■ TEKST ŹRÓDŁOWY:
Skocz do zawartości

Pytania do Smugglera


Polecane posty

Dzieki, PCS :)

Jeszcze chce wrocic do "Cmętarza..."-

akcja jest troche zawila: smierc-odrodzenie-znow smierc. Mysle, ze wiesz co mam na mysli

;) Balem sie bardziej, niz przy "Rece Mistrza", najbardziej pod koniec, kiedy przed pierwsza w nocy czytalem o calej "akcji" z Gage'm, ataku na Juda, matke, a takze o dosc zagadkowym zakonczeniu :)

Swietna ksiazka, nie ma co. Dzieki za polecenie mi jej, Smuggler :)

Link do komentarza
Udostępnij na innych stronach

Smuggler czytając niektóre Twoje wypowiedzii mam wrażenie że lubisz Witkacego i jego "ultrahiperkonstrukcje" :D Trawisz Witkiewicza? ;) pozdrawiam

Srednio ale lubie.

■ DOSTARCZONY MATERIAŁ:
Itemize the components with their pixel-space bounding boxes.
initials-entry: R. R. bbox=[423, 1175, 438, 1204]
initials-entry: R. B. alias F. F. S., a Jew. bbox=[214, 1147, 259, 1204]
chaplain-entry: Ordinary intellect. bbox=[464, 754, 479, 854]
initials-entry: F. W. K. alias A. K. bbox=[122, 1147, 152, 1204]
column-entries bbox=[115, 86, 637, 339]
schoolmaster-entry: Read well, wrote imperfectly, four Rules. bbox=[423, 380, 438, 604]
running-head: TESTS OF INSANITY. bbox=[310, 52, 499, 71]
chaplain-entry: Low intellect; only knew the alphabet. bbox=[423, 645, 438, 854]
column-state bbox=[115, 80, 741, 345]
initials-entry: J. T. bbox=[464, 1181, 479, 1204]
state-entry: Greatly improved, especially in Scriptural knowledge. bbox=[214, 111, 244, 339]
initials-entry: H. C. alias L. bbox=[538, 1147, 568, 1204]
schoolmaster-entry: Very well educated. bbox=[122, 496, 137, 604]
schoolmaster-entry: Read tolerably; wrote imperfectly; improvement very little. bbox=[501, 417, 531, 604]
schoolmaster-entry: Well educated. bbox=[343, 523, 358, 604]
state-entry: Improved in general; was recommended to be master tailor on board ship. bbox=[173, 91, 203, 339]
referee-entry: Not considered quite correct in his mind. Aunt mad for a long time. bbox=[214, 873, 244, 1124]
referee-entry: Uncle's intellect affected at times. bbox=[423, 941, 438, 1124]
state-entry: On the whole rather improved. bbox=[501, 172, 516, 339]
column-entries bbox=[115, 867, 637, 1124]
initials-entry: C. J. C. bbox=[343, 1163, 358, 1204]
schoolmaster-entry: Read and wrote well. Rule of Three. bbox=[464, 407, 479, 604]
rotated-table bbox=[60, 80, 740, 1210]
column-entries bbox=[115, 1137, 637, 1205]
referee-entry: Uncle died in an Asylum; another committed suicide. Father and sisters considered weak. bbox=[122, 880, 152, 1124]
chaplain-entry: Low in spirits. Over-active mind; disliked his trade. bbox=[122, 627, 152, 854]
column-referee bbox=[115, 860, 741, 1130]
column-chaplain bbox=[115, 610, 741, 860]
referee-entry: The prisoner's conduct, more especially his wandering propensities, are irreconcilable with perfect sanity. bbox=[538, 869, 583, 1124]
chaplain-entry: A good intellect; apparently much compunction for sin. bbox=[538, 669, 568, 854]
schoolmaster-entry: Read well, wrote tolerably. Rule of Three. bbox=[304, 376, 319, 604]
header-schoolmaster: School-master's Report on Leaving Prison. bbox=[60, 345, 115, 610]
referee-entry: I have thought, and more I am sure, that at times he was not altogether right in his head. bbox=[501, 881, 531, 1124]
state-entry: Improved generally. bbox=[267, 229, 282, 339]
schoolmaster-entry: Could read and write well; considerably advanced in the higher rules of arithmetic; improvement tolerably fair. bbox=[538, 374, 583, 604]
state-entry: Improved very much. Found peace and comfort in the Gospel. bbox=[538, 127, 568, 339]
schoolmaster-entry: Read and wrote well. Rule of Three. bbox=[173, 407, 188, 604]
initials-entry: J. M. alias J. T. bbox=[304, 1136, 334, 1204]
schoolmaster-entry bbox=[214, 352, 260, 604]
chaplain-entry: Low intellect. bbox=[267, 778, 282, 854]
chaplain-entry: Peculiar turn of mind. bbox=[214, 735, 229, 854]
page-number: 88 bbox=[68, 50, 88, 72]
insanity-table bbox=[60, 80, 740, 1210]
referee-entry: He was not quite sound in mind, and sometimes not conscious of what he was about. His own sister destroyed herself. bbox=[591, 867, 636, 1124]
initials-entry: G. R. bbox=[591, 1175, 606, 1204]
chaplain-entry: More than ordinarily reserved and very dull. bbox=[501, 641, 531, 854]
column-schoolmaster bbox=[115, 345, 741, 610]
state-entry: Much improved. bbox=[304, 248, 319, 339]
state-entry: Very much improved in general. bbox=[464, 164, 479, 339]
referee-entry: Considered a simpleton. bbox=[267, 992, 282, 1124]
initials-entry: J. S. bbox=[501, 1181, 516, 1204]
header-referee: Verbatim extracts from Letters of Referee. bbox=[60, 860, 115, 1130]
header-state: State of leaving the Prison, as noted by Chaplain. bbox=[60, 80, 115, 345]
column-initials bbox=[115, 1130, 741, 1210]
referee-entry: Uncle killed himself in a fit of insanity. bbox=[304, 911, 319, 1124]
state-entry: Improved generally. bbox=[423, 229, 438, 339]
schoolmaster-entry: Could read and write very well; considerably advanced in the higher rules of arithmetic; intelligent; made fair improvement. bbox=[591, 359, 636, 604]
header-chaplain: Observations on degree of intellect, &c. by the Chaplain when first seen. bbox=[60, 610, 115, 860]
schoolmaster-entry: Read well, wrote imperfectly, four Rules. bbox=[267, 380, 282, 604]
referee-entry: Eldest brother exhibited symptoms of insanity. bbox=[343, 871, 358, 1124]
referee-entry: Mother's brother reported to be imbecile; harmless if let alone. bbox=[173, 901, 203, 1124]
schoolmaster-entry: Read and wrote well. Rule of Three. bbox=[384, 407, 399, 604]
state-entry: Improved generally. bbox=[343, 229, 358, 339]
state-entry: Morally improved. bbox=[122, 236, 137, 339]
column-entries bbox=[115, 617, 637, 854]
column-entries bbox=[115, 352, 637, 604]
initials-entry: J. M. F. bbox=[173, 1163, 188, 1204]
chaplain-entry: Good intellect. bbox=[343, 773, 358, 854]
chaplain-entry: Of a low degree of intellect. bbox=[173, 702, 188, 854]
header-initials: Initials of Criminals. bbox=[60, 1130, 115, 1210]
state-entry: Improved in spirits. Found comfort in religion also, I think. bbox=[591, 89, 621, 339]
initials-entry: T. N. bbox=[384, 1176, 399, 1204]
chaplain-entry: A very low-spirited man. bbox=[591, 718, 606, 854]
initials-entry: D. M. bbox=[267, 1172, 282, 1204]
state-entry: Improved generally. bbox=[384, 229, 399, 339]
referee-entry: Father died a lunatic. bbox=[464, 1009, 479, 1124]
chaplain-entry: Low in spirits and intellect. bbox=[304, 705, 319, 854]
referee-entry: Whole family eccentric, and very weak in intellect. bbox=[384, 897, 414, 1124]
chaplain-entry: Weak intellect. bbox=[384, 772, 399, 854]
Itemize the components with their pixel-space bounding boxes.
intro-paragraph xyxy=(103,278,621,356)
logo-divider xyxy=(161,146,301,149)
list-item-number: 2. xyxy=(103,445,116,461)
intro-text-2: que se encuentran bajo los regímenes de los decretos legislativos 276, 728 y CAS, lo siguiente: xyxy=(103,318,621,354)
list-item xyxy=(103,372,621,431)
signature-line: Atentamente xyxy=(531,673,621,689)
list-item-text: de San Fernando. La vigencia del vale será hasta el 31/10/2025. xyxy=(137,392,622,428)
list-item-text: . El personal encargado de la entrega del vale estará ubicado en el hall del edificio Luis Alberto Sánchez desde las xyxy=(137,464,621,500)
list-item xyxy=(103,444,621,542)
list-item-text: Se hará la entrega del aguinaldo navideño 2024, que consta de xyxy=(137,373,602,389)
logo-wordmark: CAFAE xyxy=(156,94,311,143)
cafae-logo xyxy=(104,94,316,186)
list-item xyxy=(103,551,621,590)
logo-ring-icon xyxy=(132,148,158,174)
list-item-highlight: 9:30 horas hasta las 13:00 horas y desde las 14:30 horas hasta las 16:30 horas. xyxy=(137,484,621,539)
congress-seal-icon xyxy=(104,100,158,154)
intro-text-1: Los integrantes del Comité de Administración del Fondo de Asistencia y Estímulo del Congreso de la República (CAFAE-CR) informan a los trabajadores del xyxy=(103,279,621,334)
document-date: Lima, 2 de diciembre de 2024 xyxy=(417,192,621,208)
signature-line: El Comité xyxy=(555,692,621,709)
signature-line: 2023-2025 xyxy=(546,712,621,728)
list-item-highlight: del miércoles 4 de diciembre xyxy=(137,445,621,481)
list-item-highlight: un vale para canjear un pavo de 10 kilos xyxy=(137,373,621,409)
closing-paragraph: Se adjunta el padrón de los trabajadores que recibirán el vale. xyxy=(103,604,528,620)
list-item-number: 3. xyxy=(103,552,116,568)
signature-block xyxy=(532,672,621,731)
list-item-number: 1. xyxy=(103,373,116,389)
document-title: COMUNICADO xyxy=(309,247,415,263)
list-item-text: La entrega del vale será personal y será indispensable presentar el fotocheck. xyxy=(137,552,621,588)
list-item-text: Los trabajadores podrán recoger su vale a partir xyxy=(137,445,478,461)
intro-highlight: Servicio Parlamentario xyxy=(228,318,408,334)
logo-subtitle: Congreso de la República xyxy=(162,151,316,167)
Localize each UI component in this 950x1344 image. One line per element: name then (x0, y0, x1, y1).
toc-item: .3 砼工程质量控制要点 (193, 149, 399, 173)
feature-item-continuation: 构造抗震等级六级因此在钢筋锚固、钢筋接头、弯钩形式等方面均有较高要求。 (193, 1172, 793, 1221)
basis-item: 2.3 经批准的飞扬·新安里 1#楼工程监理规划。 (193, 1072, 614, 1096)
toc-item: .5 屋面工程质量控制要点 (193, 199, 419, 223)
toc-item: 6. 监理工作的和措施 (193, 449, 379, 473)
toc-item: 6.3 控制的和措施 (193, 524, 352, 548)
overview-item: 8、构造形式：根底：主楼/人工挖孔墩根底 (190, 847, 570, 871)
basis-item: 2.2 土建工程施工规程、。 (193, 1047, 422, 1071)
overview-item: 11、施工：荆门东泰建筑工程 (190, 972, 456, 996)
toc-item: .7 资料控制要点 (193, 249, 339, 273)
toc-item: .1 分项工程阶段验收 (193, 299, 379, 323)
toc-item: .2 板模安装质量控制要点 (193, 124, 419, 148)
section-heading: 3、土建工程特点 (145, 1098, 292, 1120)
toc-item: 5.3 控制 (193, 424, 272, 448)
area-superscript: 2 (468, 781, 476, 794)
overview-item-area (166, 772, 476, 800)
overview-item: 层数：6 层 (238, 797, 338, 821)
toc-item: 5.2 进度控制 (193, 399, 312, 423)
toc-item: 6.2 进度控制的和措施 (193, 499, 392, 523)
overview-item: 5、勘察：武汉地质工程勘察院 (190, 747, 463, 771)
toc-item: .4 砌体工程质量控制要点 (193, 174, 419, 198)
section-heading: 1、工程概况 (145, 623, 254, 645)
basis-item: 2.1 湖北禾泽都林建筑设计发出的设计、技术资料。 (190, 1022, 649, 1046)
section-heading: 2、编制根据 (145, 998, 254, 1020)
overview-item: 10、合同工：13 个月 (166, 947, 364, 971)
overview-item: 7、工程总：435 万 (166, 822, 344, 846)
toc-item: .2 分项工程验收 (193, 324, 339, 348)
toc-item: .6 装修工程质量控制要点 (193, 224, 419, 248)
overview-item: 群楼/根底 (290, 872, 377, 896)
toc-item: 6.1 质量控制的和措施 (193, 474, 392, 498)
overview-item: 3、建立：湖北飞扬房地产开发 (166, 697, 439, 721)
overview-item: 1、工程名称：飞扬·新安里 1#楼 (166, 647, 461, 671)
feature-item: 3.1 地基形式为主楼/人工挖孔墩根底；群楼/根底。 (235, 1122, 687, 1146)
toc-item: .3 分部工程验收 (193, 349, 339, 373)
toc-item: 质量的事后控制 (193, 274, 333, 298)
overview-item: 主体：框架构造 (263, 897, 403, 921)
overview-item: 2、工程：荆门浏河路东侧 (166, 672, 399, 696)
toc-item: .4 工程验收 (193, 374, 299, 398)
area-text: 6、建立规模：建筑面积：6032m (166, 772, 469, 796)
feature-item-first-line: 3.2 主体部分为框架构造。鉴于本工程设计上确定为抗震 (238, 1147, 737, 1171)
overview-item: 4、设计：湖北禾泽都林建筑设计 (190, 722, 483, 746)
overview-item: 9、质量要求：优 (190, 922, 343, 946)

■ POLECENIA:
1 – O jakiej porze, według tekstu źródłowego, czytano o ataku na Juda?
2 – Rozbuduj tekst źródłowy, czyli rozmowę na forum o książkach, dopisując kolejne wpisy po jego ostatnim zdaniu.
Wiersze nie mają żadnego związku z tekstem źródłowym.

■ ODPOWIEDZI:
1 – Przed pierwszą w nocy.

2 –
Raju polecam ci Szkieletową Załogę jest to zbiór opowiadań Kinga.

Właściwie jestem ciekaw co o tej książce sądzi Smuggler.

Dosc dziwnie sa tam teksty przemieszane ale jako calosc b. ladny zbior opowiadan, jest pare ktore urywaja glowe.

Jak w redakcji wygląda sprawa z jedzeniem? Co jecie? Co ty lubisz najbardziej? Szamiecie tylko pizzę?

Mamy zwyczaj, ze w deadline jest dzien pizzowy i fastfoodowy (KFC raczej niz McD), ale ogolnie kazdy szamie co chce. Sa maniacy tostow, sa fani chinszczyzny, sam lubie wetdy zamowic sobie sushi dla podniesienia morale.

Smuggler mam takie pytanie od kiedy zacząłeś czytać książki Kinga i czy pamiętasz może jaka to była książka.

Pytanie number two co sądzisz o Lumleyu i jego sadze "Nekroskop"

Zes sie uparl na tego Kinga :)

Pierwsze bylo "Lsnienie". Kiedy? Dawno temu ale juz po upadku komuny.

Lumleya nie trawie.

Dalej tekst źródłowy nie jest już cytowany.